═══ Rows ═══

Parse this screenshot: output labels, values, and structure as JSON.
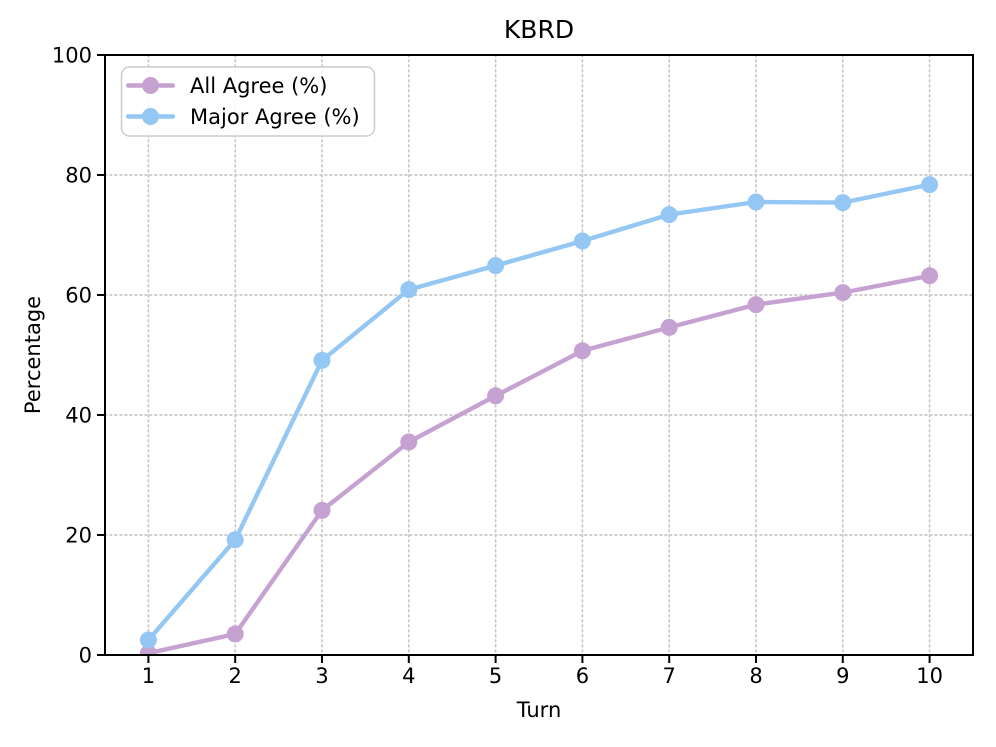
{
  "chart_data": {
    "type": "line",
    "title": "KBRD",
    "xlabel": "Turn",
    "ylabel": "Percentage",
    "x": [
      1,
      2,
      3,
      4,
      5,
      6,
      7,
      8,
      9,
      10
    ],
    "xticks": [
      1,
      2,
      3,
      4,
      5,
      6,
      7,
      8,
      9,
      10
    ],
    "yticks": [
      0,
      20,
      40,
      60,
      80,
      100
    ],
    "xlim": [
      0.5,
      10.5
    ],
    "ylim": [
      0,
      100
    ],
    "grid": true,
    "grid_style": "dotted",
    "legend_position": "upper-left",
    "series": [
      {
        "name": "All Agree (%)",
        "color": "#C6A2D2",
        "values": [
          0.3,
          3.5,
          24.1,
          35.5,
          43.2,
          50.7,
          54.6,
          58.4,
          60.4,
          63.2
        ]
      },
      {
        "name": "Major Agree (%)",
        "color": "#94C7F4",
        "values": [
          2.5,
          19.2,
          49.1,
          60.9,
          64.9,
          69.0,
          73.4,
          75.5,
          75.4,
          78.4
        ]
      }
    ],
    "colors": {
      "grid": "#C8C8C8",
      "spine": "#000000",
      "background": "#FFFFFF",
      "legend_border": "#CCCCCC"
    }
  }
}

═══

Exercise goal
The records above need to be restated word for word, with the pictures left out.

Task solution
Parse this screenshot: output labels, values, and structure as JSON.
{
  "chart_data": {
    "type": "line",
    "title": "KBRD",
    "xlabel": "Turn",
    "ylabel": "Percentage",
    "x": [
      1,
      2,
      3,
      4,
      5,
      6,
      7,
      8,
      9,
      10
    ],
    "xticks": [
      1,
      2,
      3,
      4,
      5,
      6,
      7,
      8,
      9,
      10
    ],
    "yticks": [
      0,
      20,
      40,
      60,
      80,
      100
    ],
    "xlim": [
      0.5,
      10.5
    ],
    "ylim": [
      0,
      100
    ],
    "grid": true,
    "grid_style": "dotted",
    "legend_position": "upper-left",
    "series": [
      {
        "name": "All Agree (%)",
        "color": "#C6A2D2",
        "values": [
          0.3,
          3.5,
          24.1,
          35.5,
          43.2,
          50.7,
          54.6,
          58.4,
          60.4,
          63.2
        ]
      },
      {
        "name": "Major Agree (%)",
        "color": "#94C7F4",
        "values": [
          2.5,
          19.2,
          49.1,
          60.9,
          64.9,
          69.0,
          73.4,
          75.5,
          75.4,
          78.4
        ]
      }
    ],
    "colors": {
      "grid": "#C8C8C8",
      "spine": "#000000",
      "background": "#FFFFFF",
      "legend_border": "#CCCCCC"
    }
  }
}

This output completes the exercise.